### MATERIAL PROVIDED:

..............................

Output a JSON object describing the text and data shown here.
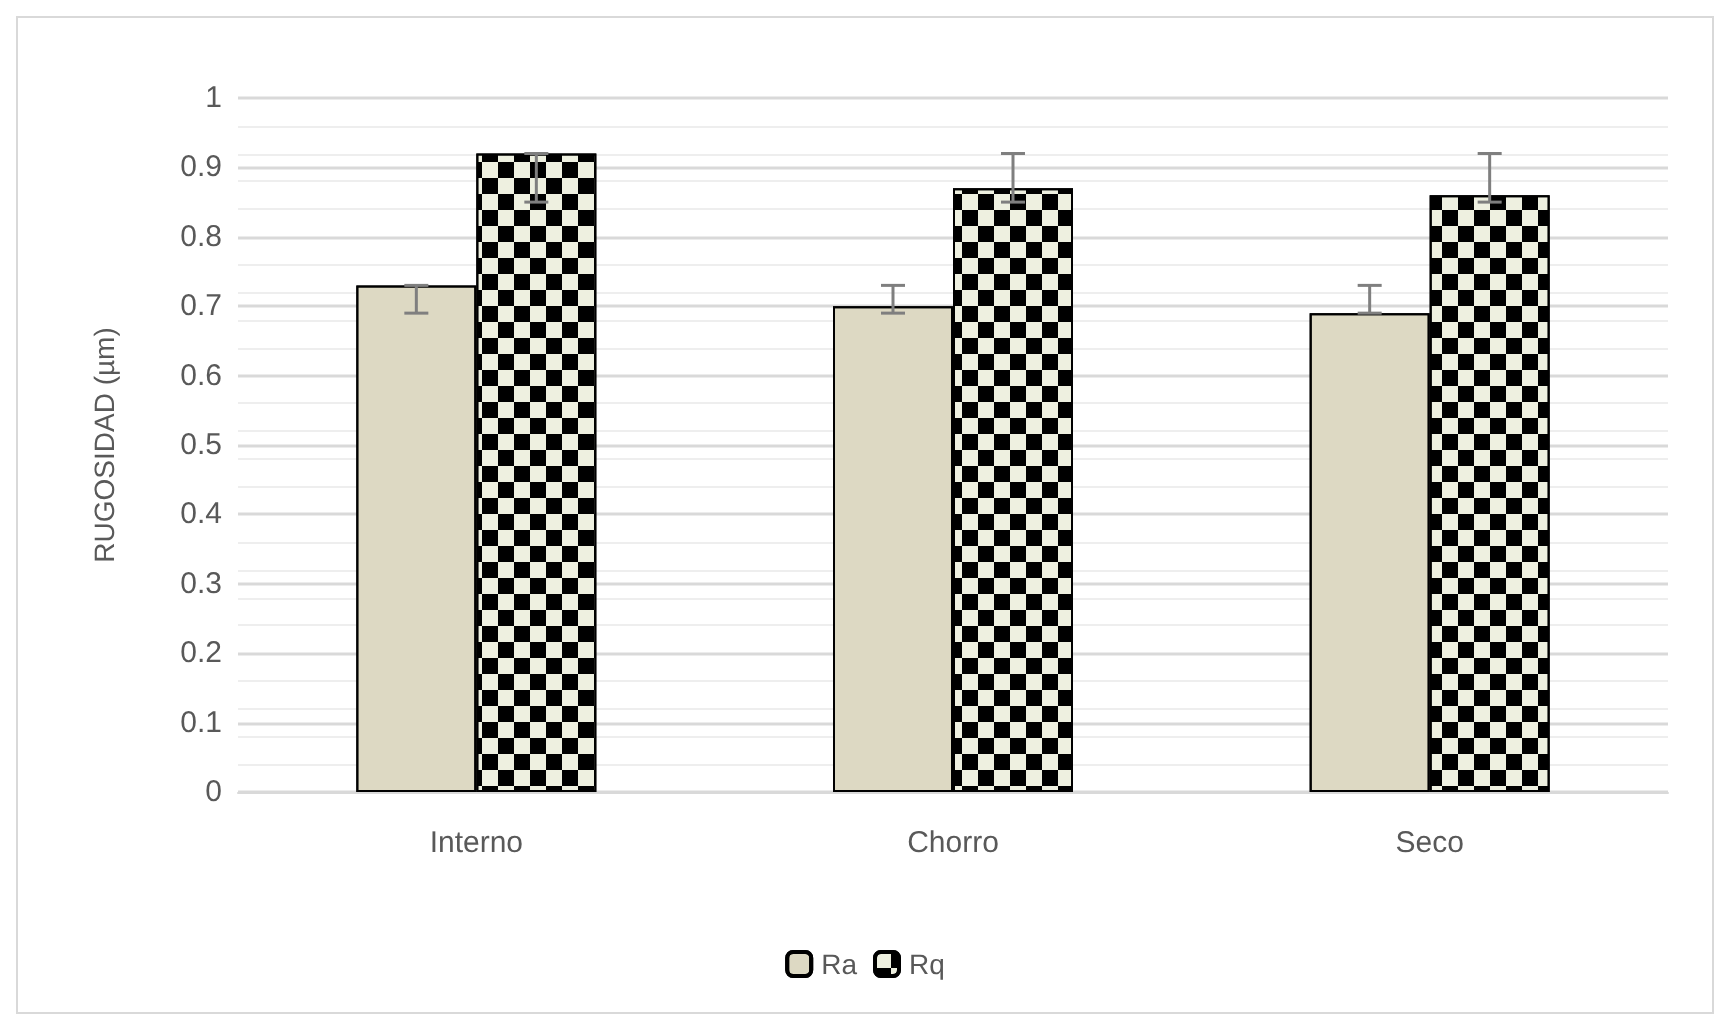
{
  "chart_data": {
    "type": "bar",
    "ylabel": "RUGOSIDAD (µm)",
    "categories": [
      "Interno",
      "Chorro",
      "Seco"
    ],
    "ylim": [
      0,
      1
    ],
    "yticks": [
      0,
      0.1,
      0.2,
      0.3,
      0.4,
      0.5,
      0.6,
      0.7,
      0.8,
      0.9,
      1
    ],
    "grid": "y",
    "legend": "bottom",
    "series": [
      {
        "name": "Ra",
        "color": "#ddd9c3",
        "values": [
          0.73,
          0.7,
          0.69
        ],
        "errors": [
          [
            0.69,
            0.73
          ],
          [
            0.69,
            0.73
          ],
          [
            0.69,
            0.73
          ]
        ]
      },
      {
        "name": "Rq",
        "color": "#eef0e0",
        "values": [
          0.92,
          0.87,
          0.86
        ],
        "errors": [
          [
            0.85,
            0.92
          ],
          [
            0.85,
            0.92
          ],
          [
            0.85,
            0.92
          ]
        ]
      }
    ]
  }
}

..............................

### PROBLEM STATEMENT:
Reproduce each line exactly, please, except for any pictures.

### TASK OUTPUT:
Output a JSON object describing the text and data shown here.
{
  "chart_data": {
    "type": "bar",
    "ylabel": "RUGOSIDAD (µm)",
    "categories": [
      "Interno",
      "Chorro",
      "Seco"
    ],
    "ylim": [
      0,
      1
    ],
    "yticks": [
      0,
      0.1,
      0.2,
      0.3,
      0.4,
      0.5,
      0.6,
      0.7,
      0.8,
      0.9,
      1
    ],
    "grid": "y",
    "legend": "bottom",
    "series": [
      {
        "name": "Ra",
        "color": "#ddd9c3",
        "values": [
          0.73,
          0.7,
          0.69
        ],
        "errors": [
          [
            0.69,
            0.73
          ],
          [
            0.69,
            0.73
          ],
          [
            0.69,
            0.73
          ]
        ]
      },
      {
        "name": "Rq",
        "color": "#eef0e0",
        "values": [
          0.92,
          0.87,
          0.86
        ],
        "errors": [
          [
            0.85,
            0.92
          ],
          [
            0.85,
            0.92
          ],
          [
            0.85,
            0.92
          ]
        ]
      }
    ]
  }
}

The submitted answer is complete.